Task directions »
From the entries below, copy every line holding the word "සඳහන".

Data shown »
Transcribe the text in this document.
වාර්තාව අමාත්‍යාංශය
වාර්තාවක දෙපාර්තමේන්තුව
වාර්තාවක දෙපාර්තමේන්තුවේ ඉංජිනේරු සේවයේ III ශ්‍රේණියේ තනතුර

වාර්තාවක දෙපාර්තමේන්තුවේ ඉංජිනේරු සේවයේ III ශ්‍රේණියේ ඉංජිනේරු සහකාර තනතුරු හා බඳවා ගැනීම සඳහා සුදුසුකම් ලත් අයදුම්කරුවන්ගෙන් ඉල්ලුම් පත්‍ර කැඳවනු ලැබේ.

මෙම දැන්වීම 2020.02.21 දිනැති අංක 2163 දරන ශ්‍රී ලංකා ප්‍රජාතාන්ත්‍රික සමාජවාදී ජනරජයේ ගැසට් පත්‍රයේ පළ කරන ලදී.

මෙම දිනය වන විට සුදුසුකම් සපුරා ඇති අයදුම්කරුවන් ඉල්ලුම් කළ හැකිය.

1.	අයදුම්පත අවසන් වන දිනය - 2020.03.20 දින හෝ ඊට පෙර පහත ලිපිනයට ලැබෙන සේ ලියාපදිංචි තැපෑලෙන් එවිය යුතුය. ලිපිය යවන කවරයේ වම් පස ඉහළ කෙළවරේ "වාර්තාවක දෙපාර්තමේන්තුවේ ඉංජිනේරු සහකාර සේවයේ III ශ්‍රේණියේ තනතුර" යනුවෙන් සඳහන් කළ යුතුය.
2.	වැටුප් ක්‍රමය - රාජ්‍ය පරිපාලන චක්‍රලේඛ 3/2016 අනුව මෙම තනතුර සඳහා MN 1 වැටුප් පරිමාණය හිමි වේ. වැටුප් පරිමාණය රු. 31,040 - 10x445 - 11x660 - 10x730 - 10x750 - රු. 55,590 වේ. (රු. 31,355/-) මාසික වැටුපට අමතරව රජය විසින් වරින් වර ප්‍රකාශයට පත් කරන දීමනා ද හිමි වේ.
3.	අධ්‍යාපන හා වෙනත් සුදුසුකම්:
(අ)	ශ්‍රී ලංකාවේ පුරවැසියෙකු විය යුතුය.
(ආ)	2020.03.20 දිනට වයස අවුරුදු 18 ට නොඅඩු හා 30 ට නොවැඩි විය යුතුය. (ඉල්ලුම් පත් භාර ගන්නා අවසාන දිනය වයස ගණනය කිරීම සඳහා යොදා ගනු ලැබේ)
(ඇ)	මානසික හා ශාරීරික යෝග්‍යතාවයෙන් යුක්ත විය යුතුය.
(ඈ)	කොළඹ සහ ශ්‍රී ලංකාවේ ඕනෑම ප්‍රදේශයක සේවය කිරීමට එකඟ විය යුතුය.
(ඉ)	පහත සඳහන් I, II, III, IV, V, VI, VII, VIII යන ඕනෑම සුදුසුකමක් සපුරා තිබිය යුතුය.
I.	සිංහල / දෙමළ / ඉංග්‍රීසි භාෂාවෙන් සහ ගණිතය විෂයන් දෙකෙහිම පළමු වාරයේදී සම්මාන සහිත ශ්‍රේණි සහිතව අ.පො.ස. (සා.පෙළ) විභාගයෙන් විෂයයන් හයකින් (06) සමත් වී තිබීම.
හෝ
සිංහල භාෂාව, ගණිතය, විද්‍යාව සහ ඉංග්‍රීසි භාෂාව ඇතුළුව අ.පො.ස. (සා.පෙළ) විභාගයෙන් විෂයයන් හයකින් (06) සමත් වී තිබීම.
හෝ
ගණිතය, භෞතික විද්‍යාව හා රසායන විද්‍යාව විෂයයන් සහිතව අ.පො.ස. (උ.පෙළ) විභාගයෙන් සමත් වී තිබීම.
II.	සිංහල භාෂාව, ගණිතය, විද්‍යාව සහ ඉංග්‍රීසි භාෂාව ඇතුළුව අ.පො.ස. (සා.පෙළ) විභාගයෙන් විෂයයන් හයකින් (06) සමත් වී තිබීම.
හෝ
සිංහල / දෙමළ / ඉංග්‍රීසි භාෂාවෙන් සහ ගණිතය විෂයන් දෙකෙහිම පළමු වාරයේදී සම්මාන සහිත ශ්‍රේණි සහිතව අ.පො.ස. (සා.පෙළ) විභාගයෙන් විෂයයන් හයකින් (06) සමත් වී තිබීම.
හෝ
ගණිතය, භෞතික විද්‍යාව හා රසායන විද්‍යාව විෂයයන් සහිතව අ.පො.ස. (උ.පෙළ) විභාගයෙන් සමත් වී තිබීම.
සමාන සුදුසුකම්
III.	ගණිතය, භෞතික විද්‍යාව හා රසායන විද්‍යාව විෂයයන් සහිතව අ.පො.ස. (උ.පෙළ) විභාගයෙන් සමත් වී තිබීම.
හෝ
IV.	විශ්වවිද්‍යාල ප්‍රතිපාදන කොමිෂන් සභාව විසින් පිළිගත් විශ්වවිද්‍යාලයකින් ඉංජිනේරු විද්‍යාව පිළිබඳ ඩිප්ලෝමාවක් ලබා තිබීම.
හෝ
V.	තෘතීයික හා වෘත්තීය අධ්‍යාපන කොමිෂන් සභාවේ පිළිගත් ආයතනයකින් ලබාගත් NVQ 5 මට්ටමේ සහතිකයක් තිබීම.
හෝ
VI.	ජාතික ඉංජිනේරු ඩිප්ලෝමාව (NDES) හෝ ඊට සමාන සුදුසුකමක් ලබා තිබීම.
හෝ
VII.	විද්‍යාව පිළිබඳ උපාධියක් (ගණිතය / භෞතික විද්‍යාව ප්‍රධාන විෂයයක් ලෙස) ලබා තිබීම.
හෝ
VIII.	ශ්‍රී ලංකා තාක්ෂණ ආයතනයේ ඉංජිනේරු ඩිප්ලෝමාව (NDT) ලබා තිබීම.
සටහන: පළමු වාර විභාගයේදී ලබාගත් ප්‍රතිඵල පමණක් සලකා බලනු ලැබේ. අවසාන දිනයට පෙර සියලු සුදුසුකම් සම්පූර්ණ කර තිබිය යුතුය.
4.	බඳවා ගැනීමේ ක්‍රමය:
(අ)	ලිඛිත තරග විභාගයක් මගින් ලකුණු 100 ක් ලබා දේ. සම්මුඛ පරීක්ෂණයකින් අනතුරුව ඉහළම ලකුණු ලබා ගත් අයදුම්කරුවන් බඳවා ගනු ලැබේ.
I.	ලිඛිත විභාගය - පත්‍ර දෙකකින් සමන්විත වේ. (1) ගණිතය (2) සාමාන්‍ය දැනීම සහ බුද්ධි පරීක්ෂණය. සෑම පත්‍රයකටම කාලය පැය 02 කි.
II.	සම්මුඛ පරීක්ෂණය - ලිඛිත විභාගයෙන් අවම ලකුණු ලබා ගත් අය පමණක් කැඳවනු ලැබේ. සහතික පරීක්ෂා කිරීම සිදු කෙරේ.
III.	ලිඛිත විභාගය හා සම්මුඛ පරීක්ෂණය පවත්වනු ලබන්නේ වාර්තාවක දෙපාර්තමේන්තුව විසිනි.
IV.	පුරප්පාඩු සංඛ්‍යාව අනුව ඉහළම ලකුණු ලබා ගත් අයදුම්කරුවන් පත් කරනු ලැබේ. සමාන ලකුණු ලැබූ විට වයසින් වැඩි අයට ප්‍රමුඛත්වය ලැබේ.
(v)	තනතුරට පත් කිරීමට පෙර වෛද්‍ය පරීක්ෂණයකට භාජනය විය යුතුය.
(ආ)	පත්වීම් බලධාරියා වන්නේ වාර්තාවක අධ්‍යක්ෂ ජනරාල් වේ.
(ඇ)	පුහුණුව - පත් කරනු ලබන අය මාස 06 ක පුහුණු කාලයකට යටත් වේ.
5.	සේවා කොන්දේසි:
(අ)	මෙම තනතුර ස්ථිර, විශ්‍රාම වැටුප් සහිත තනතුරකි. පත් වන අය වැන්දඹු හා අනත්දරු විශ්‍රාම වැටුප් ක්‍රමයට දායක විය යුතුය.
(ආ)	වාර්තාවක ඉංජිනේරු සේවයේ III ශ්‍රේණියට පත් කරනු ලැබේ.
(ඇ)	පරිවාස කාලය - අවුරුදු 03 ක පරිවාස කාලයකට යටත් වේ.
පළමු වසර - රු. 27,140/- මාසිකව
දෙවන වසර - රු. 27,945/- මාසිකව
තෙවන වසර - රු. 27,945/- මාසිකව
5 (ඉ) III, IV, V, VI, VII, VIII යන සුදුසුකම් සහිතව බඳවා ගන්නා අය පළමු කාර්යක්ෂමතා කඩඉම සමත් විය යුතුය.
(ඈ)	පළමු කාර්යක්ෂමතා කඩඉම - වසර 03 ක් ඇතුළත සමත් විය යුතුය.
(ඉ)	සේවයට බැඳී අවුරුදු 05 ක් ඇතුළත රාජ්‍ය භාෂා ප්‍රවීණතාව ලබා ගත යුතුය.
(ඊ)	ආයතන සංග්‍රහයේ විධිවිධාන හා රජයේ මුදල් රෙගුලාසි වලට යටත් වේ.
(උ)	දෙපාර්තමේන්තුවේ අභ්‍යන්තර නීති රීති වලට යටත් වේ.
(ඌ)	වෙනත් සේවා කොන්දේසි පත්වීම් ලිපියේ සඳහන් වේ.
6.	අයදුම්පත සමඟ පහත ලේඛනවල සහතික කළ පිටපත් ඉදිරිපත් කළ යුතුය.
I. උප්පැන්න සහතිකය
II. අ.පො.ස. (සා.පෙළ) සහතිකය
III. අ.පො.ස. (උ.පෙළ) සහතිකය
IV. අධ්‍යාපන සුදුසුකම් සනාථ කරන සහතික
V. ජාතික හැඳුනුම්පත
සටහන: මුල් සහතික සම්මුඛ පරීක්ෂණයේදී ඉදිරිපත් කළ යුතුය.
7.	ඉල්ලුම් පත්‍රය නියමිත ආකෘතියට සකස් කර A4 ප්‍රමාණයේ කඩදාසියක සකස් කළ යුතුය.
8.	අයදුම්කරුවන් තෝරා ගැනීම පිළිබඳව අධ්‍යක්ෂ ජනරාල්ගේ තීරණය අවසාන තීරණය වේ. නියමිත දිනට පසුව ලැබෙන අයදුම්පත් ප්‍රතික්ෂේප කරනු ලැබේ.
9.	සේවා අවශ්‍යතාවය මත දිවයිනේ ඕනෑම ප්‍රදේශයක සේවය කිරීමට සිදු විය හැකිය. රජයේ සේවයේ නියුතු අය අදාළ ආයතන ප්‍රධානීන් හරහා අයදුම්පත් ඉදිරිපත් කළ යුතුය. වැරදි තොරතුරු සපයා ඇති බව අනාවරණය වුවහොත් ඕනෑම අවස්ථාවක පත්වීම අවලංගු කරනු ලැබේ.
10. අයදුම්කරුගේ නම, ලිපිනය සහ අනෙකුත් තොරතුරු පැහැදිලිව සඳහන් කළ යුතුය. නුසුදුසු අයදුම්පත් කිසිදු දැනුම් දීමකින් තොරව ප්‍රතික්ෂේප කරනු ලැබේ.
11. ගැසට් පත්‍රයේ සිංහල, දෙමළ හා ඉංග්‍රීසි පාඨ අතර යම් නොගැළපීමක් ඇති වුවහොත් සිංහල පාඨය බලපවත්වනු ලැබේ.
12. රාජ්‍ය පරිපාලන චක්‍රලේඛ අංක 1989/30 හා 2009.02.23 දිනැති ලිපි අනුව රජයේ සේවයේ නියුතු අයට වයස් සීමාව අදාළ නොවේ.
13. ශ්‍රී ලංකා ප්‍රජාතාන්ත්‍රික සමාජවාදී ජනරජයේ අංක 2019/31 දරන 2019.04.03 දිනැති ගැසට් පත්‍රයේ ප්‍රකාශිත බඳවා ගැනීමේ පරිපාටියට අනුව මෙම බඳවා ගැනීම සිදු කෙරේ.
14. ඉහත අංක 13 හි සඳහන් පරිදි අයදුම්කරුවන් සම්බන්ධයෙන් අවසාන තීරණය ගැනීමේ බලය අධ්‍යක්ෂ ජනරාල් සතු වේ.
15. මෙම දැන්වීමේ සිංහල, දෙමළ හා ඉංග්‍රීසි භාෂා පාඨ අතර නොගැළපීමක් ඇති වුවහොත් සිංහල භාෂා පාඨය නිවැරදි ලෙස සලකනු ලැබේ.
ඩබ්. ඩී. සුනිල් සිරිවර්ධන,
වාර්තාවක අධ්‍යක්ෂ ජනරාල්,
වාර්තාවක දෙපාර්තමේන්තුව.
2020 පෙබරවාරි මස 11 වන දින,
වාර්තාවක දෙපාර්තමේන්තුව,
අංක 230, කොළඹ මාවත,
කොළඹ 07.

Solution »
1.	අයදුම්පත අවසන් වන දිනය - 2020.03.20 දින හෝ ඊට පෙර පහත ලිපිනයට ලැබෙන සේ ලියාපදිංචි තැපෑලෙන් එවිය යුතුය. ලිපිය යවන කවරයේ වම් පස ඉහළ කෙළවරේ "වාර්තාවක දෙපාර්තමේන්තුවේ ඉංජිනේරු සහකාර සේවයේ III ශ්‍රේණියේ තනතුර" යනුවෙන් සඳහන් කළ යුතුය.
(ඉ)	පහත සඳහන් I, II, III, IV, V, VI, VII, VIII යන ඕනෑම සුදුසුකමක් සපුරා තිබිය යුතුය.
(ඌ)	වෙනත් සේවා කොන්දේසි පත්වීම් ලිපියේ සඳහන් වේ.
10. අයදුම්කරුගේ නම, ලිපිනය සහ අනෙකුත් තොරතුරු පැහැදිලිව සඳහන් කළ යුතුය. නුසුදුසු අයදුම්පත් කිසිදු දැනුම් දීමකින් තොරව ප්‍රතික්ෂේප කරනු ලැබේ.
14. ඉහත අංක 13 හි සඳහන් පරිදි අයදුම්කරුවන් සම්බන්ධයෙන් අවසාන තීරණය ගැනීමේ බලය අධ්‍යක්ෂ ජනරාල් සතු වේ.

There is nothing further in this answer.